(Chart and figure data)

▼

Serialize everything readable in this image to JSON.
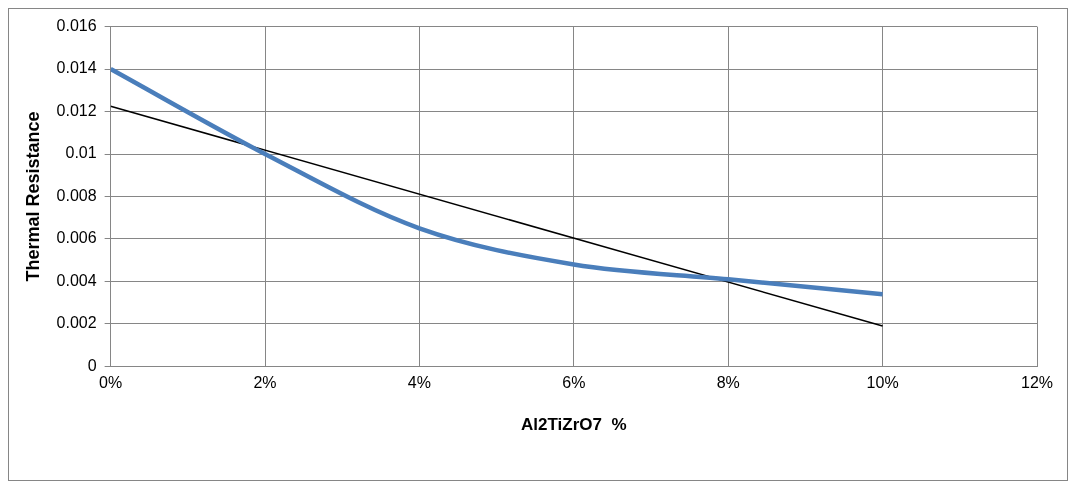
{
  "chart_data": {
    "type": "line",
    "xlabel": "Al2TiZrO7  %",
    "ylabel": "Thermal Resistance",
    "x": [
      0,
      2,
      4,
      6,
      8,
      10
    ],
    "series": [
      {
        "color": "#4a7ebb",
        "values": [
          0.014,
          0.01,
          0.0065,
          0.0048,
          0.0041,
          0.0034
        ]
      },
      {
        "color": "#000000",
        "x": [
          0,
          10
        ],
        "values": [
          0.01225,
          0.0019
        ]
      }
    ],
    "xlim": [
      0,
      12
    ],
    "xticks": [
      {
        "value": 0,
        "label": "0%"
      },
      {
        "value": 2,
        "label": "2%"
      },
      {
        "value": 4,
        "label": "4%"
      },
      {
        "value": 6,
        "label": "6%"
      },
      {
        "value": 8,
        "label": "8%"
      },
      {
        "value": 10,
        "label": "10%"
      },
      {
        "value": 12,
        "label": "12%"
      }
    ],
    "ylim": [
      0,
      0.016
    ],
    "yticks": [
      0,
      0.002,
      0.004,
      0.006,
      0.008,
      0.01,
      0.012,
      0.014,
      0.016
    ],
    "grid": true,
    "legend": false,
    "marker": "none",
    "line_style": "solid"
  }
}
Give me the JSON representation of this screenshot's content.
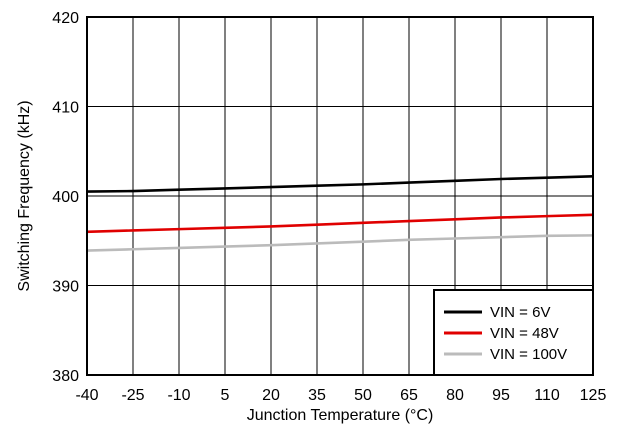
{
  "chart_data": {
    "type": "line",
    "title": "",
    "xlabel": "Junction Temperature (°C)",
    "ylabel": "Switching Frequency (kHz)",
    "x_ticks": [
      "-40",
      "-25",
      "-10",
      "5",
      "20",
      "35",
      "50",
      "65",
      "80",
      "95",
      "110",
      "125"
    ],
    "y_ticks": [
      "380",
      "390",
      "400",
      "410",
      "420"
    ],
    "xlim": [
      -40,
      125
    ],
    "ylim": [
      380,
      420
    ],
    "grid": true,
    "legend_position": "bottom-right",
    "x": [
      -40,
      -25,
      -10,
      5,
      20,
      35,
      50,
      65,
      80,
      95,
      110,
      125
    ],
    "series": [
      {
        "name": "VIN = 6V",
        "color": "#000000",
        "values": [
          400.5,
          400.55,
          400.7,
          400.85,
          401.0,
          401.15,
          401.3,
          401.5,
          401.7,
          401.9,
          402.05,
          402.2
        ]
      },
      {
        "name": "VIN = 48V",
        "color": "#e00000",
        "values": [
          396.0,
          396.15,
          396.3,
          396.45,
          396.6,
          396.8,
          397.0,
          397.2,
          397.4,
          397.6,
          397.75,
          397.9
        ]
      },
      {
        "name": "VIN = 100V",
        "color": "#bbbbbb",
        "values": [
          393.9,
          394.05,
          394.2,
          394.35,
          394.5,
          394.7,
          394.9,
          395.1,
          395.25,
          395.4,
          395.55,
          395.6
        ]
      }
    ]
  }
}
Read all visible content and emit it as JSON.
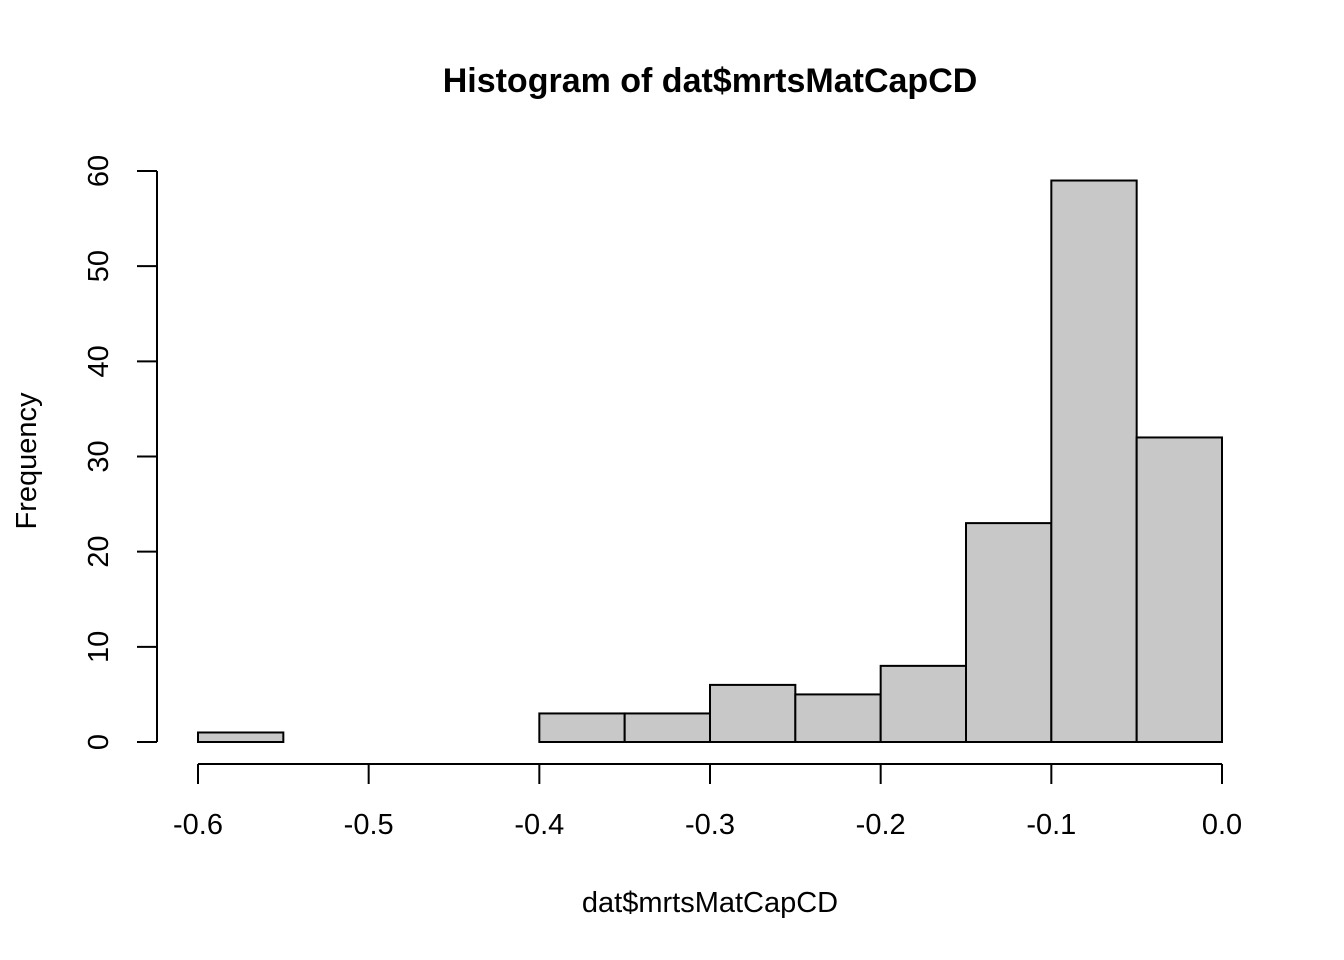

▲

§ Stated exercise:
Search the data for "color" and list every line in which it occurs.

§ Solution:
        "color": "#4a7ebb",
        "color": "#000000",
        "color": "#000000",
        "color": "#e00000",
        "color": "#bbbbbb",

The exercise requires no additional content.